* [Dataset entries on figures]
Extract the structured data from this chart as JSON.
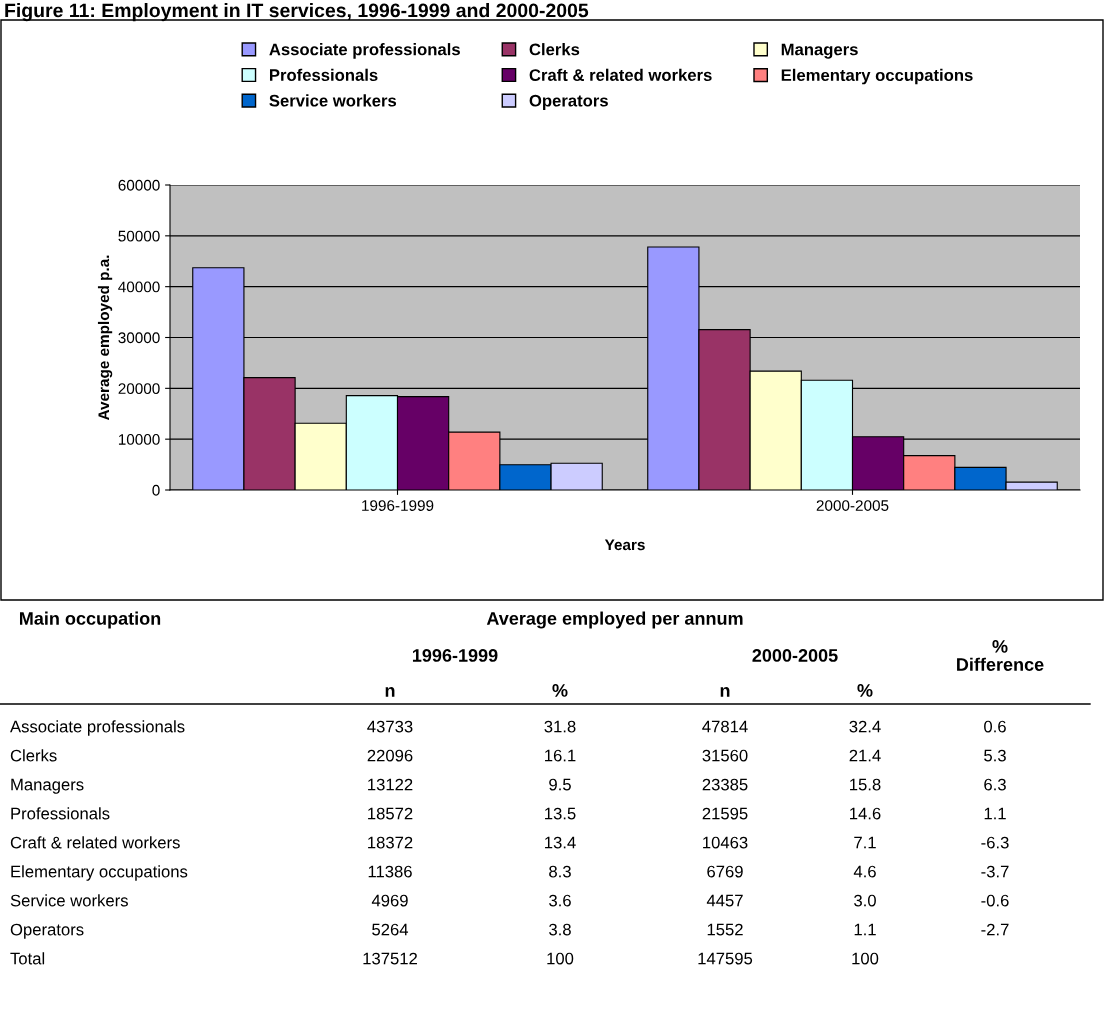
{
  "chart_data": {
    "type": "bar",
    "title": "Figure 11: Employment in IT services, 1996-1999 and 2000-2005",
    "xlabel": "Years",
    "ylabel": "Average employed p.a.",
    "categories": [
      "1996-1999",
      "2000-2005"
    ],
    "series": [
      {
        "name": "Associate professionals",
        "color": "#9999ff",
        "values": [
          43733,
          47814
        ]
      },
      {
        "name": "Clerks",
        "color": "#993366",
        "values": [
          22096,
          31560
        ]
      },
      {
        "name": "Managers",
        "color": "#ffffcc",
        "values": [
          13122,
          23385
        ]
      },
      {
        "name": "Professionals",
        "color": "#ccffff",
        "values": [
          18572,
          21595
        ]
      },
      {
        "name": "Craft & related workers",
        "color": "#660066",
        "values": [
          18372,
          10463
        ]
      },
      {
        "name": "Elementary occupations",
        "color": "#ff8080",
        "values": [
          11386,
          6769
        ]
      },
      {
        "name": "Service workers",
        "color": "#0066cc",
        "values": [
          4969,
          4457
        ]
      },
      {
        "name": "Operators",
        "color": "#ccccff",
        "values": [
          5264,
          1552
        ]
      }
    ],
    "ylim": [
      0,
      60000
    ],
    "yticks": [
      0,
      10000,
      20000,
      30000,
      40000,
      50000,
      60000
    ],
    "grid": "y",
    "legend": "top",
    "data_labels": true,
    "annotations": [
      "Main occupation",
      "Average employed per annum",
      "% Difference",
      "n",
      "%",
      "n",
      "%",
      "31.8",
      "32.4",
      "0.6",
      "16.1",
      "21.4",
      "5.3",
      "9.5",
      "15.8",
      "6.3",
      "13.5",
      "14.6",
      "1.1",
      "13.4",
      "7.1",
      "-6.3",
      "8.3",
      "4.6",
      "-3.7",
      "3.6",
      "3.0",
      "-0.6",
      "3.8",
      "1.1",
      "-2.7",
      "Total",
      "137512",
      "100",
      "147595",
      "100"
    ]
  }
}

* [Task instructions]
Quote all of the entries word for word, omitting any pictures.

* [Answer to this exercise]
Extract the structured data from this chart as JSON.
{
  "chart_data": {
    "type": "bar",
    "title": "Figure 11: Employment in IT services, 1996-1999 and 2000-2005",
    "xlabel": "Years",
    "ylabel": "Average employed p.a.",
    "categories": [
      "1996-1999",
      "2000-2005"
    ],
    "series": [
      {
        "name": "Associate professionals",
        "color": "#9999ff",
        "values": [
          43733,
          47814
        ]
      },
      {
        "name": "Clerks",
        "color": "#993366",
        "values": [
          22096,
          31560
        ]
      },
      {
        "name": "Managers",
        "color": "#ffffcc",
        "values": [
          13122,
          23385
        ]
      },
      {
        "name": "Professionals",
        "color": "#ccffff",
        "values": [
          18572,
          21595
        ]
      },
      {
        "name": "Craft & related workers",
        "color": "#660066",
        "values": [
          18372,
          10463
        ]
      },
      {
        "name": "Elementary occupations",
        "color": "#ff8080",
        "values": [
          11386,
          6769
        ]
      },
      {
        "name": "Service workers",
        "color": "#0066cc",
        "values": [
          4969,
          4457
        ]
      },
      {
        "name": "Operators",
        "color": "#ccccff",
        "values": [
          5264,
          1552
        ]
      }
    ],
    "ylim": [
      0,
      60000
    ],
    "yticks": [
      0,
      10000,
      20000,
      30000,
      40000,
      50000,
      60000
    ],
    "grid": "y",
    "legend": "top",
    "data_labels": true,
    "annotations": [
      "Main occupation",
      "Average employed per annum",
      "% Difference",
      "n",
      "%",
      "n",
      "%",
      "31.8",
      "32.4",
      "0.6",
      "16.1",
      "21.4",
      "5.3",
      "9.5",
      "15.8",
      "6.3",
      "13.5",
      "14.6",
      "1.1",
      "13.4",
      "7.1",
      "-6.3",
      "8.3",
      "4.6",
      "-3.7",
      "3.6",
      "3.0",
      "-0.6",
      "3.8",
      "1.1",
      "-2.7",
      "Total",
      "137512",
      "100",
      "147595",
      "100"
    ]
  }
}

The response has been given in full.